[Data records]
┄┄┄┄┄┄┄┄┄┄

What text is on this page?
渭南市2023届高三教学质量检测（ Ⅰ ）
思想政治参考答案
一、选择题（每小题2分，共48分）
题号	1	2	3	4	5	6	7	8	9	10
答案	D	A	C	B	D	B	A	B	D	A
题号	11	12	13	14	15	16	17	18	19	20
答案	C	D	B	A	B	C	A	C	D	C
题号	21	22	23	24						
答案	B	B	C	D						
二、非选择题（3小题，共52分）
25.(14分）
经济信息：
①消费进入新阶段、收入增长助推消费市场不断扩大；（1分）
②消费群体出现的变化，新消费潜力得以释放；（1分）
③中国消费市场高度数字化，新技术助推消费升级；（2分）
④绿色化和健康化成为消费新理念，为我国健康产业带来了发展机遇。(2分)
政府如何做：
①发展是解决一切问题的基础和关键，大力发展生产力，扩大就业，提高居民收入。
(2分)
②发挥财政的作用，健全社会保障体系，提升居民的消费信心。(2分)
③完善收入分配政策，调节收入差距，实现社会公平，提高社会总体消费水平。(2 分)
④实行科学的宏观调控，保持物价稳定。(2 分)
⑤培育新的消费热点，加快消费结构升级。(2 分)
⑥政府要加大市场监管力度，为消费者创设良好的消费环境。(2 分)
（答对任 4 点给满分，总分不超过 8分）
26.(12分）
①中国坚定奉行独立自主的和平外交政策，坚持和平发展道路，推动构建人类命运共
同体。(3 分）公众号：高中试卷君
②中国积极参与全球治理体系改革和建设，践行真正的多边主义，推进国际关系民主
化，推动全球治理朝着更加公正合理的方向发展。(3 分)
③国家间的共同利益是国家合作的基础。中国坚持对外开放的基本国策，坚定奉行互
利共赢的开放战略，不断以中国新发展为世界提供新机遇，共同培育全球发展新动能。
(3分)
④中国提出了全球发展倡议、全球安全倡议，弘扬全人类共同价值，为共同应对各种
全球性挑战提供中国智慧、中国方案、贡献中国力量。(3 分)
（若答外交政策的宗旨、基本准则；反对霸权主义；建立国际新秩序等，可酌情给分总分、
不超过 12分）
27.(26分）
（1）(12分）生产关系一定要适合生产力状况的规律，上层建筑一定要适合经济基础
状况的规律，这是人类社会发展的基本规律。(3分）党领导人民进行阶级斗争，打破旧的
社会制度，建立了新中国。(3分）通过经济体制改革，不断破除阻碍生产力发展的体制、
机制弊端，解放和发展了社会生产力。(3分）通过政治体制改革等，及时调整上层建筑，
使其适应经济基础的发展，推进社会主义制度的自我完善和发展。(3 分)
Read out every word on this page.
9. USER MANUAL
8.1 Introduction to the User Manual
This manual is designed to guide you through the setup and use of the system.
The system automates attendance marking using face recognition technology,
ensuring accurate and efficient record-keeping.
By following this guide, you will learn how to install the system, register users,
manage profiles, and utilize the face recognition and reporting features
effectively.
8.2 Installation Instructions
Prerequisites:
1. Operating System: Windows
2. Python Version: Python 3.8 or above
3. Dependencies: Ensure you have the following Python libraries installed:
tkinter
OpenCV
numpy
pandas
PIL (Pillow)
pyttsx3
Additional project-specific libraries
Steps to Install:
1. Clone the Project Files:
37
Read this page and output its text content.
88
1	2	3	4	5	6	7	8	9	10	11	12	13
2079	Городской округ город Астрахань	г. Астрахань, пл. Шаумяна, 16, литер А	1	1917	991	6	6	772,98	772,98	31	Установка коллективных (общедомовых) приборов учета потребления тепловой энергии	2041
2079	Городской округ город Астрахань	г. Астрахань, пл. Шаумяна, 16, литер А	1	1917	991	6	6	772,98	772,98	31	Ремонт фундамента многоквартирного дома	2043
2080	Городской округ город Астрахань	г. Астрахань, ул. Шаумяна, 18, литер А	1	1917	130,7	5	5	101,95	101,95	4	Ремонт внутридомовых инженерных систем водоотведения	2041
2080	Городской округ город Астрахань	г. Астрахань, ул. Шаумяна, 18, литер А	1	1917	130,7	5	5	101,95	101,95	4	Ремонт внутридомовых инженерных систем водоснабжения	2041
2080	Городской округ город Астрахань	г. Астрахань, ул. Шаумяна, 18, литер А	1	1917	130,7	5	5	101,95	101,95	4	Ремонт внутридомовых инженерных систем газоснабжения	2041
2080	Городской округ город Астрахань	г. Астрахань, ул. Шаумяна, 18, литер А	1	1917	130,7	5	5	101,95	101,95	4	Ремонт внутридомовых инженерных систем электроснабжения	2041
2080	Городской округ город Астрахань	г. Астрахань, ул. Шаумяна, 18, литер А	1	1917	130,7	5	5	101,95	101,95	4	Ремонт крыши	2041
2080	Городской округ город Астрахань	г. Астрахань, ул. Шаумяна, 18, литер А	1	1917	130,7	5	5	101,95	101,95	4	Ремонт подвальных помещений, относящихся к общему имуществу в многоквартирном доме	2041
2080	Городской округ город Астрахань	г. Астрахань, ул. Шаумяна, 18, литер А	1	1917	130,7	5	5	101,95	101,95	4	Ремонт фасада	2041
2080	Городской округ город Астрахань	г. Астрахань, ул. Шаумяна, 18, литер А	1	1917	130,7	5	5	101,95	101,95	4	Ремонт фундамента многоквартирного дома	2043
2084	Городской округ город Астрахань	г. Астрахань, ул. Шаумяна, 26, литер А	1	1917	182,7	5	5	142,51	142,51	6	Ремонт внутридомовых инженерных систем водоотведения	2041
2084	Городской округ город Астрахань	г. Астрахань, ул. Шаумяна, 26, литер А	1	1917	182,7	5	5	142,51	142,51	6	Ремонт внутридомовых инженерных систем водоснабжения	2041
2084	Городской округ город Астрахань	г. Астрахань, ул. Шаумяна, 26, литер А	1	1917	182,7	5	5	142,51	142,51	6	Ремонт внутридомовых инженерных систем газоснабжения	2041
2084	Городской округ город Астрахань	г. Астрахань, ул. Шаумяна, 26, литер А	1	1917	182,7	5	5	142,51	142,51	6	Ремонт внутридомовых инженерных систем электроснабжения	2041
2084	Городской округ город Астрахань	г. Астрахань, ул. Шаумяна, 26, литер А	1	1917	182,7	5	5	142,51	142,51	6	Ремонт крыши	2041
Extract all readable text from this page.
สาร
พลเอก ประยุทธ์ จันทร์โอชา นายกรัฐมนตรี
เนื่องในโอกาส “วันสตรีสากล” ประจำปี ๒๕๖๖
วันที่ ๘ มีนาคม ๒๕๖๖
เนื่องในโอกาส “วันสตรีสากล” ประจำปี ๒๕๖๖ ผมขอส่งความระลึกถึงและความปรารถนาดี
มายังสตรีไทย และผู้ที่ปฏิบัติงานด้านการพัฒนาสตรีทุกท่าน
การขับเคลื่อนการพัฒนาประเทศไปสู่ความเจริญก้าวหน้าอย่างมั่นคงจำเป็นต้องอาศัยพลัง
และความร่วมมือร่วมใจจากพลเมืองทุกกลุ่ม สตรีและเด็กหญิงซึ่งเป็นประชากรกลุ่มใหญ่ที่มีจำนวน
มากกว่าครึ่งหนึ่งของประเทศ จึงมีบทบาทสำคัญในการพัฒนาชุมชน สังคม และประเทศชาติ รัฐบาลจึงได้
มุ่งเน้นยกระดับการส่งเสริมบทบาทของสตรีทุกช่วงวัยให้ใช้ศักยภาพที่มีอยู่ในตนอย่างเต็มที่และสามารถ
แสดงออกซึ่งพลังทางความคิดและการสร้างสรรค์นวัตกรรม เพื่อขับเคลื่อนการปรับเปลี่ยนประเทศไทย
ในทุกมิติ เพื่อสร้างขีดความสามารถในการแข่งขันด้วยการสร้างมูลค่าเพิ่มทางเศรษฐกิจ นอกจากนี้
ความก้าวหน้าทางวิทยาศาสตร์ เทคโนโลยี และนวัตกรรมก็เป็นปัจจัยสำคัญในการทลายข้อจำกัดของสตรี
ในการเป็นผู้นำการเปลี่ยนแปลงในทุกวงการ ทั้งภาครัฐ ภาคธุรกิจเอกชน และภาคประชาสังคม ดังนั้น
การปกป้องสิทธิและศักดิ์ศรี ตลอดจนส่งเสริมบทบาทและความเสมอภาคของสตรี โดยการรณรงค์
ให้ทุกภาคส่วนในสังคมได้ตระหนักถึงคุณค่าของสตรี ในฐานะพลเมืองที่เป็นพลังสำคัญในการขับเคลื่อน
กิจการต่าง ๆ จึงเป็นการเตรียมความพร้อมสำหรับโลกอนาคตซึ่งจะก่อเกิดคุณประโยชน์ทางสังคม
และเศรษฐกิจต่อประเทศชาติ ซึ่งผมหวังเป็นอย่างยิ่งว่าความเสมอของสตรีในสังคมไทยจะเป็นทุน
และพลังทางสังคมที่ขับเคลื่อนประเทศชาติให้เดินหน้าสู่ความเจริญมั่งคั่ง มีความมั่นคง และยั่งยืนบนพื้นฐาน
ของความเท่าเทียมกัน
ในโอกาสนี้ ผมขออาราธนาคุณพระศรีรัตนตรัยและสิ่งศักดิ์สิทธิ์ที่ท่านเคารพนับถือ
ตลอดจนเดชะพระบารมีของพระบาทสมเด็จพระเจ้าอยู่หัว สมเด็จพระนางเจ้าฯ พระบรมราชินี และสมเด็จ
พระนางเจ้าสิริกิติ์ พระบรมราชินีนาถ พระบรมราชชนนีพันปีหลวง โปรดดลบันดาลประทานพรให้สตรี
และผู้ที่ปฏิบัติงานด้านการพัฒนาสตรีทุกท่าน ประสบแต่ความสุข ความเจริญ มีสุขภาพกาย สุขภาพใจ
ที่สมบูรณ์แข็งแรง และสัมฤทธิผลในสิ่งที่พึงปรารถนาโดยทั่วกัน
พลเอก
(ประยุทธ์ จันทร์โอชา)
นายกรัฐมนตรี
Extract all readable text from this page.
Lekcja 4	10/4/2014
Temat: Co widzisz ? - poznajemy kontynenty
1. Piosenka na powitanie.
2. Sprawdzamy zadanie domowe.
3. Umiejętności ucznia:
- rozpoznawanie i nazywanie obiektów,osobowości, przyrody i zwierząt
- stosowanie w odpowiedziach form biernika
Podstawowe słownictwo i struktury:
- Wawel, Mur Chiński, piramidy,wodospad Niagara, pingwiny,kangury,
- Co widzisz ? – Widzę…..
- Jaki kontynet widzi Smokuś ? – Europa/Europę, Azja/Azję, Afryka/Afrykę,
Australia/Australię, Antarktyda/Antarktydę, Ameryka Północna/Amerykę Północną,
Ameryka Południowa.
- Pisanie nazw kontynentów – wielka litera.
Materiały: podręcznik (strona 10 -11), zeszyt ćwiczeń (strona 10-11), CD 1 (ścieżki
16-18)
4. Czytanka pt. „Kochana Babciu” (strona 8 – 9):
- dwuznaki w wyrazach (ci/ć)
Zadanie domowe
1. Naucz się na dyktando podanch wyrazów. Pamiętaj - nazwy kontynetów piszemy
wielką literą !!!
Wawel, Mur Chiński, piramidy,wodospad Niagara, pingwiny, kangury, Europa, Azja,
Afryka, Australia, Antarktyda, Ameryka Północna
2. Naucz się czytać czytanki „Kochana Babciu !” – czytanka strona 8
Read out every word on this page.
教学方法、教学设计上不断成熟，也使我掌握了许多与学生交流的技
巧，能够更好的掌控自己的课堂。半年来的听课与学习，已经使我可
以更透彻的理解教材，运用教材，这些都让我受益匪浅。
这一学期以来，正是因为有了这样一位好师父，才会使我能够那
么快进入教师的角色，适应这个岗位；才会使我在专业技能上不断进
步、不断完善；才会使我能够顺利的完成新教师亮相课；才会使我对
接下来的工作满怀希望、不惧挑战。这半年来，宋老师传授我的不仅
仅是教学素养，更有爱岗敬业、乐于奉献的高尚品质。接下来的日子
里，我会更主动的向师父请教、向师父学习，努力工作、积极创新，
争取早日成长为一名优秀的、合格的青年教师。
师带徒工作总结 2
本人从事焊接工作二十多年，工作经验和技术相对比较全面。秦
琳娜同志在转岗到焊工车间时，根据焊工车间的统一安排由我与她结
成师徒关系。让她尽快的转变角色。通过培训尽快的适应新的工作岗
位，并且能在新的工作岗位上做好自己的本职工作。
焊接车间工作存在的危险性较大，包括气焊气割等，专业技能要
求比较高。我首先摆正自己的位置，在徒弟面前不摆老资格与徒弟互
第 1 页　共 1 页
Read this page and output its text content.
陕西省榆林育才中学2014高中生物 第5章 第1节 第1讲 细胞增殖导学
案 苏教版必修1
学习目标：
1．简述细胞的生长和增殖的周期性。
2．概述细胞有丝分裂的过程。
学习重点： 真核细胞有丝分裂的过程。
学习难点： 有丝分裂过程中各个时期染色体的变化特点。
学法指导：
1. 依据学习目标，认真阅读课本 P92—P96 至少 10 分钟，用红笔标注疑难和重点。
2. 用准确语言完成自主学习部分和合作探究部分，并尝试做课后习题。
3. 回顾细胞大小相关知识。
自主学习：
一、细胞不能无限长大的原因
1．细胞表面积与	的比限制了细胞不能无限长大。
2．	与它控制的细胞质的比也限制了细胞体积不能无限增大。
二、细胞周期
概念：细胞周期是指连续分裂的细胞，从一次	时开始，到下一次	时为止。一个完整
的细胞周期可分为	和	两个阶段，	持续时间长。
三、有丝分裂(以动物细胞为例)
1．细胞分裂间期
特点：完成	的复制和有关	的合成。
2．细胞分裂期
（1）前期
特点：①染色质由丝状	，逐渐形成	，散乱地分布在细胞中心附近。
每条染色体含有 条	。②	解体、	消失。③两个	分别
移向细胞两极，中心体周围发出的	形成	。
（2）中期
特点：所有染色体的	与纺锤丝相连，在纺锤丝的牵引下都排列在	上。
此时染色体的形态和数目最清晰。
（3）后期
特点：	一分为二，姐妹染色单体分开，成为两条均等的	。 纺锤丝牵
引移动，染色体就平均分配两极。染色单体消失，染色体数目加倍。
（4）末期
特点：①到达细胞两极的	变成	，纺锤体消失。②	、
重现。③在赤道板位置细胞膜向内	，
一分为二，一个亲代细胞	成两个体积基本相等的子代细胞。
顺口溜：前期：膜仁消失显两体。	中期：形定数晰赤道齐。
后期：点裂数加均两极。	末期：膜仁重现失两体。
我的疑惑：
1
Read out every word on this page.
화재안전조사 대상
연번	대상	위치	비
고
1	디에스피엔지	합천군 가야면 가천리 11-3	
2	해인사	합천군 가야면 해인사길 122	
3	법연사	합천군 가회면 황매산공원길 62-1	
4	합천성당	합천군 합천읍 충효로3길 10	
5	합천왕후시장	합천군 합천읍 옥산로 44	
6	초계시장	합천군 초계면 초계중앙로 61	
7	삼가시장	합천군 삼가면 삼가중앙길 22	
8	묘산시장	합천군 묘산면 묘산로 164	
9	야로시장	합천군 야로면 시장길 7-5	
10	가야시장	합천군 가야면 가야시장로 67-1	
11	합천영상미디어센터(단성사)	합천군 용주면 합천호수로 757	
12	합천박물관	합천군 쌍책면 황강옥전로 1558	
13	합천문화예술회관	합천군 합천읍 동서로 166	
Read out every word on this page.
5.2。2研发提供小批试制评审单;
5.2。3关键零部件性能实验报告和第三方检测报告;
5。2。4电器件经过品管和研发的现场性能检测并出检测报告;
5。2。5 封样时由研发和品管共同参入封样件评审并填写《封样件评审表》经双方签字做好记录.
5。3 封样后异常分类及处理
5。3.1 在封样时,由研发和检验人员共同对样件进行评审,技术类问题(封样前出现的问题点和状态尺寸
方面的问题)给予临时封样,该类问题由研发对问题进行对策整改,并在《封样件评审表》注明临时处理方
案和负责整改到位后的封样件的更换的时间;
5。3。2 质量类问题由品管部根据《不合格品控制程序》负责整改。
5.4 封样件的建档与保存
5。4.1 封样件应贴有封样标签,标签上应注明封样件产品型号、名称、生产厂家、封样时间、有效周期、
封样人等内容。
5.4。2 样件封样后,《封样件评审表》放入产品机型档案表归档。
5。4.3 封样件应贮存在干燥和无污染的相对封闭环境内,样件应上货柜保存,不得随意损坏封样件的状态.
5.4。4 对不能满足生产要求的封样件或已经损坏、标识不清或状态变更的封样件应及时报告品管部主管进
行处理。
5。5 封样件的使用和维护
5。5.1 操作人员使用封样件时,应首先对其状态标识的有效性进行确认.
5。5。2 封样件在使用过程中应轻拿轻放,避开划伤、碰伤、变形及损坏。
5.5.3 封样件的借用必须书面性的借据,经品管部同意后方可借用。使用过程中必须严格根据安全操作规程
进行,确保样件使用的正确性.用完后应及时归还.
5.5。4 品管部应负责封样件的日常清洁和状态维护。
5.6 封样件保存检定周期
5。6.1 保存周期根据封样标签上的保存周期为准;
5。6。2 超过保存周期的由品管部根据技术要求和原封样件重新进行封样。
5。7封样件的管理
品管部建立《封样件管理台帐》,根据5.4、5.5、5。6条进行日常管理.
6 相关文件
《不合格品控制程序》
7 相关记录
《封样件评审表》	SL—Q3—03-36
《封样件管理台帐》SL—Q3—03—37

┄┄┄┄┄┄┄┄┄┄

_The exercise_
Make a copy of each line that contains the string "Afryka".

_In response_
- Jaki kontynet widzi Smokuś ? – Europa/Europę, Azja/Azję, Afryka/Afrykę,
Afryka, Australia, Antarktyda, Ameryka Północna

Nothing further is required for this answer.